### TASK INPUTS

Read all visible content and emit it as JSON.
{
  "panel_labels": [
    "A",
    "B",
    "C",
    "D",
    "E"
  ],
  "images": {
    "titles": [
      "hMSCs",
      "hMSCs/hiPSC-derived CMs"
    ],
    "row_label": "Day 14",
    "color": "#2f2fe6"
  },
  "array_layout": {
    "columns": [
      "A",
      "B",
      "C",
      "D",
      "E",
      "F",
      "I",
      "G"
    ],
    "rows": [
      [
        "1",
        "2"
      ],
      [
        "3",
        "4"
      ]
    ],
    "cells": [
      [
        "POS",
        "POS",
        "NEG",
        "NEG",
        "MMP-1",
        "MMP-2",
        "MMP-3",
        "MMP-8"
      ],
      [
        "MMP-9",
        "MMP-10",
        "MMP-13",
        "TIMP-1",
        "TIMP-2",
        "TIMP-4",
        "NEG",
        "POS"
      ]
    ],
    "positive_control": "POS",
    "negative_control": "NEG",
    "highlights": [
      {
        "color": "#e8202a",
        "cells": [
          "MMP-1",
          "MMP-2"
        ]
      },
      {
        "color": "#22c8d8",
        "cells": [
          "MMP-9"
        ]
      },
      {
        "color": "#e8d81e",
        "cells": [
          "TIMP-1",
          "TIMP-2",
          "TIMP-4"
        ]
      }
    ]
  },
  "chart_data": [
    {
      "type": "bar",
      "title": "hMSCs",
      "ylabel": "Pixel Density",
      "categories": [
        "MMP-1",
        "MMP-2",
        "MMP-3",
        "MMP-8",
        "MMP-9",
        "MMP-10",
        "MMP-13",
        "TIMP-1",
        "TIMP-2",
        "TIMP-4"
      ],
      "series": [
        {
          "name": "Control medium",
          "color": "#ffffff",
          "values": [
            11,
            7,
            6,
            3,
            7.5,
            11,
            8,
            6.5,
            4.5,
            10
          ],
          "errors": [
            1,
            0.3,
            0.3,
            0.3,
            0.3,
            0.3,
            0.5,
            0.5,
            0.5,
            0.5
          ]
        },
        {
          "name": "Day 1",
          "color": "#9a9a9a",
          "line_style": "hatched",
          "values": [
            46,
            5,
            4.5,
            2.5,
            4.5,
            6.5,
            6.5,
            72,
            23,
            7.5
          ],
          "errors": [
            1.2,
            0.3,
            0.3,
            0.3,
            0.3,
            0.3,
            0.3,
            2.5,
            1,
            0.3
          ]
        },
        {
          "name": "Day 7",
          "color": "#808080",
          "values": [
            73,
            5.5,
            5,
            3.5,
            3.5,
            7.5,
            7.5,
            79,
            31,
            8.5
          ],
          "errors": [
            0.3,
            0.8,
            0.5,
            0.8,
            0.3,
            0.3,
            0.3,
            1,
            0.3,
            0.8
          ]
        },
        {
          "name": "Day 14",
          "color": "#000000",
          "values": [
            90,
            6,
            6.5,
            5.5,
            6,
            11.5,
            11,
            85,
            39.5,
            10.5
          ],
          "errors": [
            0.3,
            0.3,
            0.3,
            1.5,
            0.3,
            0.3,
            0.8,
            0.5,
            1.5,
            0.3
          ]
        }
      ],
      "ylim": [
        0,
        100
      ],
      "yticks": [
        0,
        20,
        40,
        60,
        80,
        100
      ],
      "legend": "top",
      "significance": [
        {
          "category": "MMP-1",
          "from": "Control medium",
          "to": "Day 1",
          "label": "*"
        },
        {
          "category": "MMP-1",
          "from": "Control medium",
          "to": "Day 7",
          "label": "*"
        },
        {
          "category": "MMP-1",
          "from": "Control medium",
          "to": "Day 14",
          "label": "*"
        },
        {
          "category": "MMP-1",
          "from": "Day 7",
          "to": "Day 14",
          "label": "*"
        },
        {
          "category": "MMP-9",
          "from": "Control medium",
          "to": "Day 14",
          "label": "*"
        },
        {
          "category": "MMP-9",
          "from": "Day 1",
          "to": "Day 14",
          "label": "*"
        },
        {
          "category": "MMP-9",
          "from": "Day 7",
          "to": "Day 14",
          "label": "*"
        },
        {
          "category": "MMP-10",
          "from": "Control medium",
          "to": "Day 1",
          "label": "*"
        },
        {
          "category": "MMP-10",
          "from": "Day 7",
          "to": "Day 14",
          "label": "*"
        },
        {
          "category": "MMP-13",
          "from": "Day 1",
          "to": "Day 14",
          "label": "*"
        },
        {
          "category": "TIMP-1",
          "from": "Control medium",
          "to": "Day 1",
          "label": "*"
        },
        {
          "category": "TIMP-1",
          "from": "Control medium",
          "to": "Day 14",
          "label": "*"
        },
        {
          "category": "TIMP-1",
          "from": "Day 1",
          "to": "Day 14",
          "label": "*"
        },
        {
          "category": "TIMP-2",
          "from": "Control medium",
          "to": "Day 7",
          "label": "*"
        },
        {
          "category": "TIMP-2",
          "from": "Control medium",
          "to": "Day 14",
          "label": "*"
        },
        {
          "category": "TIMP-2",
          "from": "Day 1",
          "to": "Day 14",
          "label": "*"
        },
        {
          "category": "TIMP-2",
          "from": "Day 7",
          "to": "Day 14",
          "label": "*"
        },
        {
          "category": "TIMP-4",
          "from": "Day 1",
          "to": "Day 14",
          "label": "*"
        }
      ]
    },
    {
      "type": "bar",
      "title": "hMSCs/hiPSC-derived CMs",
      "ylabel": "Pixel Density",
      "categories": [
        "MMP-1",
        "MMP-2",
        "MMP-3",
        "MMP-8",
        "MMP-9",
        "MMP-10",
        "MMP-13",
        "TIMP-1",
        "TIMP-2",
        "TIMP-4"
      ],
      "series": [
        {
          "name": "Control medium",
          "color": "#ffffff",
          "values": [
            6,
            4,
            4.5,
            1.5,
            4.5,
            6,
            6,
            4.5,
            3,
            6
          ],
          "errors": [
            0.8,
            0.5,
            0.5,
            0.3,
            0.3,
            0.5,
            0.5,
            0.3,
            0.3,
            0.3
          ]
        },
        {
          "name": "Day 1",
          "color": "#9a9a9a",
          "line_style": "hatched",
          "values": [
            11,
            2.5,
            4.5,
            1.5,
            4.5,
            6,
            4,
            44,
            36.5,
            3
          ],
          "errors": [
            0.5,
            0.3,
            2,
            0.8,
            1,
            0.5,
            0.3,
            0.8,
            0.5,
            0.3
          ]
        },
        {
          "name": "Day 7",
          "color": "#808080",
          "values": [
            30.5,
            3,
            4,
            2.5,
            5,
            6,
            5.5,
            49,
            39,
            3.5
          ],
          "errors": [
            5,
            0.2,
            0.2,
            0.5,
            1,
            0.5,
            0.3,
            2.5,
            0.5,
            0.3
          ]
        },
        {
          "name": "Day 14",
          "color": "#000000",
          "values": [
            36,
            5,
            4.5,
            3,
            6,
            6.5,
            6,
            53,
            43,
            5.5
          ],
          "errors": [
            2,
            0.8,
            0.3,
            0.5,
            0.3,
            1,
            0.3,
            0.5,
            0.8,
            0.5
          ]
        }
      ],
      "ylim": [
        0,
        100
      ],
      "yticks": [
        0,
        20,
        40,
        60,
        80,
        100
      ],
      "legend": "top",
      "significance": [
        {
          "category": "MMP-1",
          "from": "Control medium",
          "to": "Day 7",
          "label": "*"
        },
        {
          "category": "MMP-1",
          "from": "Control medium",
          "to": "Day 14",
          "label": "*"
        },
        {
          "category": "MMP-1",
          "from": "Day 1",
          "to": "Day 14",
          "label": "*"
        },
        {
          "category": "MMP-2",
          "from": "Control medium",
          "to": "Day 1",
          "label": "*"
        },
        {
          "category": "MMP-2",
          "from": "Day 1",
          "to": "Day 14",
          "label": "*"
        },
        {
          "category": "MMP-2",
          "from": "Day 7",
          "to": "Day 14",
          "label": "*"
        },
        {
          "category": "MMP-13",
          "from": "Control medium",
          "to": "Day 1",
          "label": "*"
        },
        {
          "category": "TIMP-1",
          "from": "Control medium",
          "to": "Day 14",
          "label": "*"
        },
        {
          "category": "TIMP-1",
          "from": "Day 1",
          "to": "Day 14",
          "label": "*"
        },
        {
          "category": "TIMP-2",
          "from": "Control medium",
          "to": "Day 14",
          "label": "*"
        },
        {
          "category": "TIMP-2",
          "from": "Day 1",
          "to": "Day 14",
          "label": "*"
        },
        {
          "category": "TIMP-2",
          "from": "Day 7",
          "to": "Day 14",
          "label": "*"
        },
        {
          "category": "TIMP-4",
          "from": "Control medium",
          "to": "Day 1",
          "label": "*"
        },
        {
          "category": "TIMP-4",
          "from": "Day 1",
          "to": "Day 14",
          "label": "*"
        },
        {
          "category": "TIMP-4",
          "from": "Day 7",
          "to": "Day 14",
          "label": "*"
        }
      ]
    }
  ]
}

######

Take every line that includes the string "hMSCs" and copy it.

      "hMSCs",
      "hMSCs/hiPSC-derived CMs"
      "title": "hMSCs",
      "title": "hMSCs/hiPSC-derived CMs",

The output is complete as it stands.